===== DATA LISTING

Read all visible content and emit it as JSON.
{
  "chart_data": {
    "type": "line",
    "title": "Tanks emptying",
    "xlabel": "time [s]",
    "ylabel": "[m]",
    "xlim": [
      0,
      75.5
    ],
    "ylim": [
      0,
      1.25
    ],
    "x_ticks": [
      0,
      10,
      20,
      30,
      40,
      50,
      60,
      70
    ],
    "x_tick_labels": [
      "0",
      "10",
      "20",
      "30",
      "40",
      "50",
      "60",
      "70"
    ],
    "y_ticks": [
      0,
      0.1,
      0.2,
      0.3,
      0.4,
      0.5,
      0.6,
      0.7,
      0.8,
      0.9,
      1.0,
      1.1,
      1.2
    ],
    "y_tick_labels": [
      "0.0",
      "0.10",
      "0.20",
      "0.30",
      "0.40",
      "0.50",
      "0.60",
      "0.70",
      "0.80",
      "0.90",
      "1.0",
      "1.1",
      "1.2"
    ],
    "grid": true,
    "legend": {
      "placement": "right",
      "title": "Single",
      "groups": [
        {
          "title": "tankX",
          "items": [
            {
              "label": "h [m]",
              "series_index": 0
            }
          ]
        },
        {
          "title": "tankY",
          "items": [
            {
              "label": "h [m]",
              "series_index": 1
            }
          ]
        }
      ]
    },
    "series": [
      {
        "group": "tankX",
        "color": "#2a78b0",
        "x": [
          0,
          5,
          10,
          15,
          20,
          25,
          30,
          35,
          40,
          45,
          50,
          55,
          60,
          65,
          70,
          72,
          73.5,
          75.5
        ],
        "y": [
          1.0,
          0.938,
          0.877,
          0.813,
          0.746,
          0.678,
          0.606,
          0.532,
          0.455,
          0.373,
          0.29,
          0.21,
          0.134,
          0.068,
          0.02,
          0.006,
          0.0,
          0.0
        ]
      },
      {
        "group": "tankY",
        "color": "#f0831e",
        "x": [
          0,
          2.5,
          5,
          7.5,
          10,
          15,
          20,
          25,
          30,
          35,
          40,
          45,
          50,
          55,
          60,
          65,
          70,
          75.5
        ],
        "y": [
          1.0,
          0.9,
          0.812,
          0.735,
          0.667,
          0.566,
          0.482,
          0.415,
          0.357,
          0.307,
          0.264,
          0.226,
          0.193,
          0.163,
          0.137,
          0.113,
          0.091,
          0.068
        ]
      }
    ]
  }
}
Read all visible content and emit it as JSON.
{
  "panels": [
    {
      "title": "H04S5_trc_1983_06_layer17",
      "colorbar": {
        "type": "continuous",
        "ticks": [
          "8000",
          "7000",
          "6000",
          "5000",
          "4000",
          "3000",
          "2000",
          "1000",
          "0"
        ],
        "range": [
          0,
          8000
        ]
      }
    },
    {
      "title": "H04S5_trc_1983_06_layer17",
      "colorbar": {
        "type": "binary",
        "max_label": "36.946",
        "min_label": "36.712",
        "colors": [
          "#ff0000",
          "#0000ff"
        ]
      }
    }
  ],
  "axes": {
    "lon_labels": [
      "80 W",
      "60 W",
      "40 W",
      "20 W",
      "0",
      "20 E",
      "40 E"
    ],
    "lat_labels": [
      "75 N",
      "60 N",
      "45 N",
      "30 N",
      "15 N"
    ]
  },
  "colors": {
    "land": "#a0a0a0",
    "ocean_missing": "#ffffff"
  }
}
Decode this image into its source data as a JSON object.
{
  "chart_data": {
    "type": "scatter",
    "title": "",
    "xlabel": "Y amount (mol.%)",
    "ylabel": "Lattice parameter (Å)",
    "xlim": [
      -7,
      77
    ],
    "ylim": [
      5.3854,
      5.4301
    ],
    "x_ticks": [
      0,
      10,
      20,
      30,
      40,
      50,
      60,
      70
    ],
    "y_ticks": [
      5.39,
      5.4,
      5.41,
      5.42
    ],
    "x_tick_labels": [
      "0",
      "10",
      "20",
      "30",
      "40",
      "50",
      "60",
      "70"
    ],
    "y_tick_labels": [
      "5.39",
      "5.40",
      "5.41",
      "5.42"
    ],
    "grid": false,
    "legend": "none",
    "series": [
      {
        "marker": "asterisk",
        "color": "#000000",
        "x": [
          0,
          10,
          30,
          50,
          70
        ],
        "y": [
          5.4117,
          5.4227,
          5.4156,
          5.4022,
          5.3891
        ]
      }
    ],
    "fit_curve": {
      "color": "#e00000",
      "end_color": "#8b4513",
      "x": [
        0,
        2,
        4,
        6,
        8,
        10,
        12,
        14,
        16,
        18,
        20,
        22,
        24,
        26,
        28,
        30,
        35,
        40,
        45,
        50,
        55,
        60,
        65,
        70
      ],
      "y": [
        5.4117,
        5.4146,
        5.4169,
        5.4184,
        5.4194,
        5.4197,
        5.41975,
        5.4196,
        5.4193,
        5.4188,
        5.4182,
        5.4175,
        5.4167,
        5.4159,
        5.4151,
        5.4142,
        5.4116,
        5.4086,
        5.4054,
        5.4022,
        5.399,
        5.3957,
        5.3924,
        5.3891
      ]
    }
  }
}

==========

◆ AIM
Write out all records exactly, keeping every detail.

◆ ANSWER BELOW
Read all visible content and emit it as JSON.
{
  "chart_data": {
    "type": "line",
    "title": "Tanks emptying",
    "xlabel": "time [s]",
    "ylabel": "[m]",
    "xlim": [
      0,
      75.5
    ],
    "ylim": [
      0,
      1.25
    ],
    "x_ticks": [
      0,
      10,
      20,
      30,
      40,
      50,
      60,
      70
    ],
    "x_tick_labels": [
      "0",
      "10",
      "20",
      "30",
      "40",
      "50",
      "60",
      "70"
    ],
    "y_ticks": [
      0,
      0.1,
      0.2,
      0.3,
      0.4,
      0.5,
      0.6,
      0.7,
      0.8,
      0.9,
      1.0,
      1.1,
      1.2
    ],
    "y_tick_labels": [
      "0.0",
      "0.10",
      "0.20",
      "0.30",
      "0.40",
      "0.50",
      "0.60",
      "0.70",
      "0.80",
      "0.90",
      "1.0",
      "1.1",
      "1.2"
    ],
    "grid": true,
    "legend": {
      "placement": "right",
      "title": "Single",
      "groups": [
        {
          "title": "tankX",
          "items": [
            {
              "label": "h [m]",
              "series_index": 0
            }
          ]
        },
        {
          "title": "tankY",
          "items": [
            {
              "label": "h [m]",
              "series_index": 1
            }
          ]
        }
      ]
    },
    "series": [
      {
        "group": "tankX",
        "color": "#2a78b0",
        "x": [
          0,
          5,
          10,
          15,
          20,
          25,
          30,
          35,
          40,
          45,
          50,
          55,
          60,
          65,
          70,
          72,
          73.5,
          75.5
        ],
        "y": [
          1.0,
          0.938,
          0.877,
          0.813,
          0.746,
          0.678,
          0.606,
          0.532,
          0.455,
          0.373,
          0.29,
          0.21,
          0.134,
          0.068,
          0.02,
          0.006,
          0.0,
          0.0
        ]
      },
      {
        "group": "tankY",
        "color": "#f0831e",
        "x": [
          0,
          2.5,
          5,
          7.5,
          10,
          15,
          20,
          25,
          30,
          35,
          40,
          45,
          50,
          55,
          60,
          65,
          70,
          75.5
        ],
        "y": [
          1.0,
          0.9,
          0.812,
          0.735,
          0.667,
          0.566,
          0.482,
          0.415,
          0.357,
          0.307,
          0.264,
          0.226,
          0.193,
          0.163,
          0.137,
          0.113,
          0.091,
          0.068
        ]
      }
    ]
  }
}
Read all visible content and emit it as JSON.
{
  "panels": [
    {
      "title": "H04S5_trc_1983_06_layer17",
      "colorbar": {
        "type": "continuous",
        "ticks": [
          "8000",
          "7000",
          "6000",
          "5000",
          "4000",
          "3000",
          "2000",
          "1000",
          "0"
        ],
        "range": [
          0,
          8000
        ]
      }
    },
    {
      "title": "H04S5_trc_1983_06_layer17",
      "colorbar": {
        "type": "binary",
        "max_label": "36.946",
        "min_label": "36.712",
        "colors": [
          "#ff0000",
          "#0000ff"
        ]
      }
    }
  ],
  "axes": {
    "lon_labels": [
      "80 W",
      "60 W",
      "40 W",
      "20 W",
      "0",
      "20 E",
      "40 E"
    ],
    "lat_labels": [
      "75 N",
      "60 N",
      "45 N",
      "30 N",
      "15 N"
    ]
  },
  "colors": {
    "land": "#a0a0a0",
    "ocean_missing": "#ffffff"
  }
}
Decode this image into its source data as a JSON object.
{
  "chart_data": {
    "type": "scatter",
    "title": "",
    "xlabel": "Y amount (mol.%)",
    "ylabel": "Lattice parameter (Å)",
    "xlim": [
      -7,
      77
    ],
    "ylim": [
      5.3854,
      5.4301
    ],
    "x_ticks": [
      0,
      10,
      20,
      30,
      40,
      50,
      60,
      70
    ],
    "y_ticks": [
      5.39,
      5.4,
      5.41,
      5.42
    ],
    "x_tick_labels": [
      "0",
      "10",
      "20",
      "30",
      "40",
      "50",
      "60",
      "70"
    ],
    "y_tick_labels": [
      "5.39",
      "5.40",
      "5.41",
      "5.42"
    ],
    "grid": false,
    "legend": "none",
    "series": [
      {
        "marker": "asterisk",
        "color": "#000000",
        "x": [
          0,
          10,
          30,
          50,
          70
        ],
        "y": [
          5.4117,
          5.4227,
          5.4156,
          5.4022,
          5.3891
        ]
      }
    ],
    "fit_curve": {
      "color": "#e00000",
      "end_color": "#8b4513",
      "x": [
        0,
        2,
        4,
        6,
        8,
        10,
        12,
        14,
        16,
        18,
        20,
        22,
        24,
        26,
        28,
        30,
        35,
        40,
        45,
        50,
        55,
        60,
        65,
        70
      ],
      "y": [
        5.4117,
        5.4146,
        5.4169,
        5.4184,
        5.4194,
        5.4197,
        5.41975,
        5.4196,
        5.4193,
        5.4188,
        5.4182,
        5.4175,
        5.4167,
        5.4159,
        5.4151,
        5.4142,
        5.4116,
        5.4086,
        5.4054,
        5.4022,
        5.399,
        5.3957,
        5.3924,
        5.3891
      ]
    }
  }
}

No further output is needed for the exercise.